• [Do this]: Format every line of the items below as a JSON list of strings, one string per line, leaving out blank lines and any pictures.

• [Data extract]:
'''

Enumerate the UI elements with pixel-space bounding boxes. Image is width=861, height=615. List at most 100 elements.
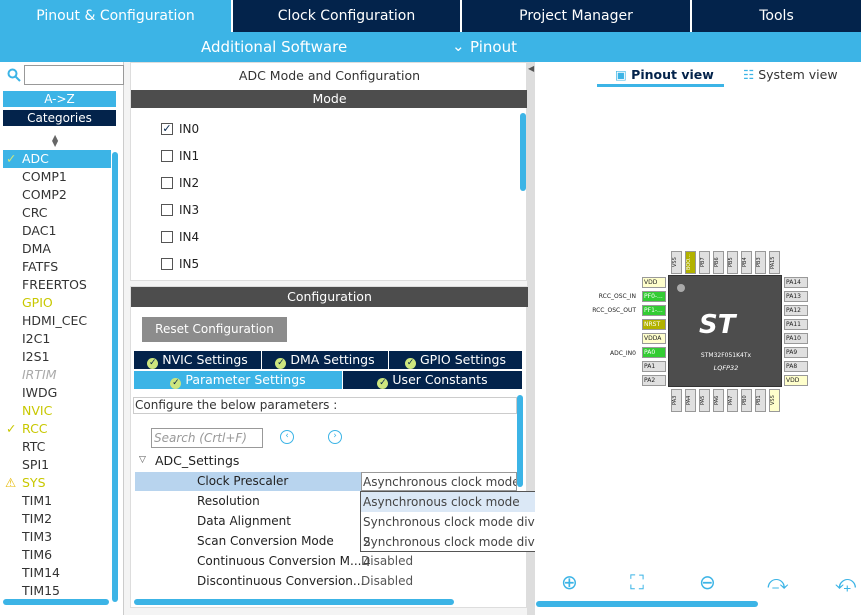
category-search-input[interactable] bbox=[24, 65, 124, 85]
list-item[interactable]: FATFS bbox=[3, 258, 111, 276]
checkbox-in5[interactable]: IN5 bbox=[161, 256, 199, 272]
previous-icon[interactable]: ‹ bbox=[280, 430, 294, 444]
pin[interactable]: VDD bbox=[642, 277, 666, 288]
additional-software-menu[interactable]: Additional Software bbox=[201, 38, 347, 56]
pin[interactable]: PA14 bbox=[784, 277, 808, 288]
list-item[interactable]: COMP2 bbox=[3, 186, 111, 204]
pin[interactable]: PA10 bbox=[784, 333, 808, 344]
pin[interactable]: PA9 bbox=[784, 347, 808, 358]
list-item[interactable]: RTC bbox=[3, 438, 111, 456]
rotate-right-icon[interactable]: ⤼ bbox=[767, 570, 788, 594]
pin[interactable]: PA1 bbox=[642, 361, 666, 372]
pin[interactable]: PB4 bbox=[741, 251, 752, 274]
list-item[interactable]: NVIC bbox=[3, 402, 111, 420]
pin[interactable]: PA7 bbox=[727, 389, 738, 412]
pin[interactable]: VSS bbox=[769, 389, 780, 412]
sort-az-button[interactable]: A->Z bbox=[3, 91, 116, 107]
zoom-in-icon[interactable]: ⊕ bbox=[561, 570, 578, 594]
category-hscrollbar[interactable] bbox=[3, 599, 109, 605]
pin[interactable]: PB5 bbox=[727, 251, 738, 274]
pin[interactable]: PA13 bbox=[784, 291, 808, 302]
checkbox-in2[interactable]: IN2 bbox=[161, 175, 199, 191]
group-adc-settings[interactable]: ADC_Settings bbox=[155, 453, 239, 468]
pin[interactable]: PA12 bbox=[784, 305, 808, 316]
pin[interactable]: PB1 bbox=[755, 389, 766, 412]
list-item[interactable]: IWDG bbox=[3, 384, 111, 402]
checkbox-in3[interactable]: IN3 bbox=[161, 202, 199, 218]
pin[interactable]: PB6 bbox=[713, 251, 724, 274]
config-hscrollbar[interactable] bbox=[134, 599, 454, 605]
tab-user-constants[interactable]: ✓ User Constants bbox=[343, 371, 522, 389]
pinout-hscrollbar[interactable] bbox=[536, 601, 758, 607]
list-item[interactable]: I2S1 bbox=[3, 348, 111, 366]
pin[interactable]: VDD bbox=[784, 375, 808, 386]
pin[interactable]: PF0-... bbox=[642, 291, 666, 302]
collapse-arrow-icon[interactable]: ◀ bbox=[528, 64, 534, 73]
pin[interactable]: PF1-... bbox=[642, 305, 666, 316]
pin[interactable]: PA2 bbox=[642, 375, 666, 386]
list-item-sys[interactable]: ⚠ SYS bbox=[3, 474, 111, 492]
config-scrollbar[interactable] bbox=[517, 395, 523, 487]
next-icon[interactable]: › bbox=[328, 430, 342, 444]
pin[interactable]: PA11 bbox=[784, 319, 808, 330]
list-item[interactable]: TIM6 bbox=[3, 546, 111, 564]
list-item-adc[interactable]: ✓ ADC bbox=[3, 150, 111, 168]
list-item[interactable]: COMP1 bbox=[3, 168, 111, 186]
rotate-left-icon[interactable]: ⤽ bbox=[835, 570, 856, 594]
list-item-rcc[interactable]: ✓ RCC bbox=[3, 420, 111, 438]
list-item[interactable]: I2C1 bbox=[3, 330, 111, 348]
checkbox-in4[interactable]: IN4 bbox=[161, 229, 199, 245]
list-item[interactable]: SPI1 bbox=[3, 456, 111, 474]
list-item[interactable]: TIM15 bbox=[3, 582, 111, 600]
pin[interactable]: BOO... bbox=[685, 251, 696, 274]
pin[interactable]: PA4 bbox=[685, 389, 696, 412]
param-row[interactable]: Continuous Conversion M... Disabled bbox=[135, 552, 515, 571]
param-row-clock-prescaler[interactable]: Clock Prescaler Asynchronous clock mode bbox=[135, 472, 517, 491]
tab-gpio-settings[interactable]: ✓ GPIO Settings bbox=[389, 351, 522, 369]
pin[interactable]: PA6 bbox=[713, 389, 724, 412]
list-item[interactable]: DAC1 bbox=[3, 222, 111, 240]
tab-parameter-settings[interactable]: ✓ Parameter Settings bbox=[134, 371, 343, 389]
pinout-menu[interactable]: Pinout bbox=[470, 38, 517, 56]
clock-prescaler-select[interactable]: Asynchronous clock mode bbox=[361, 472, 517, 491]
pin[interactable]: VSS bbox=[671, 251, 682, 274]
pin[interactable]: PA8 bbox=[784, 361, 808, 372]
mcu-chip[interactable]: ST STM32F051K4Tx LQFP32 bbox=[668, 275, 782, 387]
list-item[interactable]: CRC bbox=[3, 204, 111, 222]
tab-project-manager[interactable]: Project Manager bbox=[462, 0, 692, 32]
pinout-view-tab[interactable]: ▣ Pinout view bbox=[615, 67, 714, 82]
tab-clock-configuration[interactable]: Clock Configuration bbox=[233, 0, 462, 32]
reset-configuration-button[interactable]: Reset Configuration bbox=[142, 317, 287, 342]
fit-to-window-icon[interactable]: ⛶ bbox=[630, 570, 644, 594]
list-item[interactable]: TIM3 bbox=[3, 528, 111, 546]
tab-dma-settings[interactable]: ✓ DMA Settings bbox=[262, 351, 389, 369]
pin[interactable]: PA15 bbox=[769, 251, 780, 274]
checkbox-in0[interactable]: ✓ IN0 bbox=[161, 121, 199, 137]
pin[interactable]: PA5 bbox=[699, 389, 710, 412]
param-row[interactable]: Discontinuous Conversion... Disabled bbox=[135, 572, 515, 591]
list-item[interactable]: TIM14 bbox=[3, 564, 111, 582]
pin[interactable]: PA0 bbox=[642, 347, 666, 358]
pin[interactable]: VDDA bbox=[642, 333, 666, 344]
pin[interactable]: PB0 bbox=[741, 389, 752, 412]
pin[interactable]: NRST bbox=[642, 319, 666, 330]
category-scrollbar[interactable] bbox=[112, 152, 118, 602]
list-item[interactable]: FREERTOS bbox=[3, 276, 111, 294]
pin[interactable]: PB3 bbox=[755, 251, 766, 274]
categories-button[interactable]: Categories bbox=[3, 110, 116, 126]
tab-nvic-settings[interactable]: ✓ NVIC Settings bbox=[134, 351, 262, 369]
list-item[interactable]: DMA bbox=[3, 240, 111, 258]
zoom-out-icon[interactable]: ⊖ bbox=[699, 570, 716, 594]
list-item[interactable]: GPIO bbox=[3, 294, 111, 312]
pin[interactable]: PA3 bbox=[671, 389, 682, 412]
collapse-chevron-icon[interactable]: ▽ bbox=[139, 455, 146, 465]
parameter-search-input[interactable]: Search (Crtl+F) bbox=[151, 428, 263, 448]
pin[interactable]: PB7 bbox=[699, 251, 710, 274]
list-item[interactable]: TIM2 bbox=[3, 510, 111, 528]
tab-pinout-configuration[interactable]: Pinout & Configuration bbox=[0, 0, 233, 32]
system-view-tab[interactable]: ☷ System view bbox=[743, 67, 838, 82]
tab-tools[interactable]: Tools bbox=[692, 0, 861, 32]
list-item[interactable]: IRTIM bbox=[3, 366, 111, 384]
mode-scrollbar[interactable] bbox=[520, 113, 526, 191]
list-item[interactable]: TIM1 bbox=[3, 492, 111, 510]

'''

• [The answer]:
[
  "Enumerate the UI elements with pixel-space bounding boxes. Image is width=861, height=615. List at most 100 elements.",
  "category-search-input[interactable] bbox=[24, 65, 124, 85]",
  "list-item[interactable]: FATFS bbox=[3, 258, 111, 276]",
  "checkbox-in5[interactable]: IN5 bbox=[161, 256, 199, 272]",
  "previous-icon[interactable]: ‹ bbox=[280, 430, 294, 444]",
  "pin[interactable]: VDD bbox=[642, 277, 666, 288]",
  "additional-software-menu[interactable]: Additional Software bbox=[201, 38, 347, 56]",
  "pin[interactable]: PA14 bbox=[784, 277, 808, 288]",
  "list-item[interactable]: COMP2 bbox=[3, 186, 111, 204]",
  "pin[interactable]: PA10 bbox=[784, 333, 808, 344]",
  "pin[interactable]: PA9 bbox=[784, 347, 808, 358]",
  "list-item[interactable]: RTC bbox=[3, 438, 111, 456]",
  "rotate-right-icon[interactable]: ⤼ bbox=[767, 570, 788, 594]",
  "pin[interactable]: PA1 bbox=[642, 361, 666, 372]",
  "pin[interactable]: PB4 bbox=[741, 251, 752, 274]",
  "list-item[interactable]: NVIC bbox=[3, 402, 111, 420]",
  "pin[interactable]: PA7 bbox=[727, 389, 738, 412]",
  "pin[interactable]: VSS bbox=[769, 389, 780, 412]",
  "sort-az-button[interactable]: A->Z bbox=[3, 91, 116, 107]",
  "zoom-in-icon[interactable]: ⊕ bbox=[561, 570, 578, 594]",
  "category-hscrollbar[interactable] bbox=[3, 599, 109, 605]",
  "pin[interactable]: PB5 bbox=[727, 251, 738, 274]",
  "pin[interactable]: PA13 bbox=[784, 291, 808, 302]",
  "checkbox-in2[interactable]: IN2 bbox=[161, 175, 199, 191]",
  "group-adc-settings[interactable]: ADC_Settings bbox=[155, 453, 239, 468]",
  "pin[interactable]: PA12 bbox=[784, 305, 808, 316]",
  "pin[interactable]: PB1 bbox=[755, 389, 766, 412]",
  "list-item[interactable]: IWDG bbox=[3, 384, 111, 402]",
  "checkbox-in3[interactable]: IN3 bbox=[161, 202, 199, 218]",
  "pin[interactable]: PB6 bbox=[713, 251, 724, 274]",
  "config-hscrollbar[interactable] bbox=[134, 599, 454, 605]",
  "tab-user-constants[interactable]: ✓ User Constants bbox=[343, 371, 522, 389]",
  "pinout-hscrollbar[interactable] bbox=[536, 601, 758, 607]",
  "list-item[interactable]: I2S1 bbox=[3, 348, 111, 366]",
  "pin[interactable]: VDD bbox=[784, 375, 808, 386]",
  "pin[interactable]: PF0-... bbox=[642, 291, 666, 302]",
  "collapse-arrow-icon[interactable]: ◀ bbox=[528, 64, 534, 73]",
  "pin[interactable]: PF1-... bbox=[642, 305, 666, 316]",
  "pin[interactable]: PA2 bbox=[642, 375, 666, 386]",
  "list-item-sys[interactable]: ⚠ SYS bbox=[3, 474, 111, 492]",
  "config-scrollbar[interactable] bbox=[517, 395, 523, 487]",
  "next-icon[interactable]: › bbox=[328, 430, 342, 444]",
  "pin[interactable]: PA11 bbox=[784, 319, 808, 330]",
  "list-item[interactable]: TIM6 bbox=[3, 546, 111, 564]",
  "list-item-adc[interactable]: ✓ ADC bbox=[3, 150, 111, 168]",
  "list-item[interactable]: COMP1 bbox=[3, 168, 111, 186]",
  "rotate-left-icon[interactable]: ⤽ bbox=[835, 570, 856, 594]",
  "list-item-rcc[interactable]: ✓ RCC bbox=[3, 420, 111, 438]",
  "list-item[interactable]: I2C1 bbox=[3, 330, 111, 348]",
  "checkbox-in4[interactable]: IN4 bbox=[161, 229, 199, 245]",
  "list-item[interactable]: SPI1 bbox=[3, 456, 111, 474]",
  "list-item[interactable]: TIM15 bbox=[3, 582, 111, 600]",
  "pin[interactable]: BOO... bbox=[685, 251, 696, 274]",
  "pin[interactable]: PA4 bbox=[685, 389, 696, 412]",
  "param-row[interactable]: Continuous Conversion M... Disabled bbox=[135, 552, 515, 571]",
  "param-row-clock-prescaler[interactable]: Clock Prescaler Asynchronous clock mode bbox=[135, 472, 517, 491]",
  "tab-gpio-settings[interactable]: ✓ GPIO Settings bbox=[389, 351, 522, 369]",
  "pin[interactable]: PA6 bbox=[713, 389, 724, 412]",
  "list-item[interactable]: DAC1 bbox=[3, 222, 111, 240]",
  "tab-parameter-settings[interactable]: ✓ Parameter Settings bbox=[134, 371, 343, 389]",
  "pinout-menu[interactable]: Pinout bbox=[470, 38, 517, 56]",
  "clock-prescaler-select[interactable]: Asynchronous clock mode bbox=[361, 472, 517, 491]",
  "pin[interactable]: VSS bbox=[671, 251, 682, 274]",
  "pin[interactable]: PA8 bbox=[784, 361, 808, 372]",
  "mcu-chip[interactable]: ST STM32F051K4Tx LQFP32 bbox=[668, 275, 782, 387]",
  "list-item[interactable]: CRC bbox=[3, 204, 111, 222]",
  "tab-project-manager[interactable]: Project Manager bbox=[462, 0, 692, 32]",
  "pinout-view-tab[interactable]: ▣ Pinout view bbox=[615, 67, 714, 82]",
  "tab-clock-configuration[interactable]: Clock Configuration bbox=[233, 0, 462, 32]",
  "reset-configuration-button[interactable]: Reset Configuration bbox=[142, 317, 287, 342]",
  "fit-to-window-icon[interactable]: ⛶ bbox=[630, 570, 644, 594]",
  "list-item[interactable]: TIM3 bbox=[3, 528, 111, 546]",
  "tab-dma-settings[interactable]: ✓ DMA Settings bbox=[262, 351, 389, 369]",
  "pin[interactable]: PA15 bbox=[769, 251, 780, 274]",
  "checkbox-in0[interactable]: ✓ IN0 bbox=[161, 121, 199, 137]",
  "pin[interactable]: PA5 bbox=[699, 389, 710, 412]",
  "param-row[interactable]: Discontinuous Conversion... Disabled bbox=[135, 572, 515, 591]",
  "list-item[interactable]: TIM14 bbox=[3, 564, 111, 582]",
  "pin[interactable]: PA0 bbox=[642, 347, 666, 358]",
  "pin[interactable]: VDDA bbox=[642, 333, 666, 344]",
  "pin[interactable]: PB0 bbox=[741, 389, 752, 412]",
  "pin[interactable]: NRST bbox=[642, 319, 666, 330]",
  "category-scrollbar[interactable] bbox=[112, 152, 118, 602]",
  "list-item[interactable]: FREERTOS bbox=[3, 276, 111, 294]",
  "pin[interactable]: PB3 bbox=[755, 251, 766, 274]",
  "categories-button[interactable]: Categories bbox=[3, 110, 116, 126]",
  "tab-nvic-settings[interactable]: ✓ NVIC Settings bbox=[134, 351, 262, 369]",
  "list-item[interactable]: DMA bbox=[3, 240, 111, 258]",
  "zoom-out-icon[interactable]: ⊖ bbox=[699, 570, 716, 594]",
  "list-item[interactable]: GPIO bbox=[3, 294, 111, 312]",
  "pin[interactable]: PA3 bbox=[671, 389, 682, 412]",
  "collapse-chevron-icon[interactable]: ▽ bbox=[139, 455, 146, 465]",
  "parameter-search-input[interactable]: Search (Crtl+F) bbox=[151, 428, 263, 448]",
  "pin[interactable]: PB7 bbox=[699, 251, 710, 274]",
  "list-item[interactable]: TIM2 bbox=[3, 510, 111, 528]",
  "tab-pinout-configuration[interactable]: Pinout & Configuration bbox=[0, 0, 233, 32]",
  "system-view-tab[interactable]: ☷ System view bbox=[743, 67, 838, 82]",
  "tab-tools[interactable]: Tools bbox=[692, 0, 861, 32]",
  "list-item[interactable]: IRTIM bbox=[3, 366, 111, 384]",
  "mode-scrollbar[interactable] bbox=[520, 113, 526, 191]",
  "list-item[interactable]: TIM1 bbox=[3, 492, 111, 510]"
]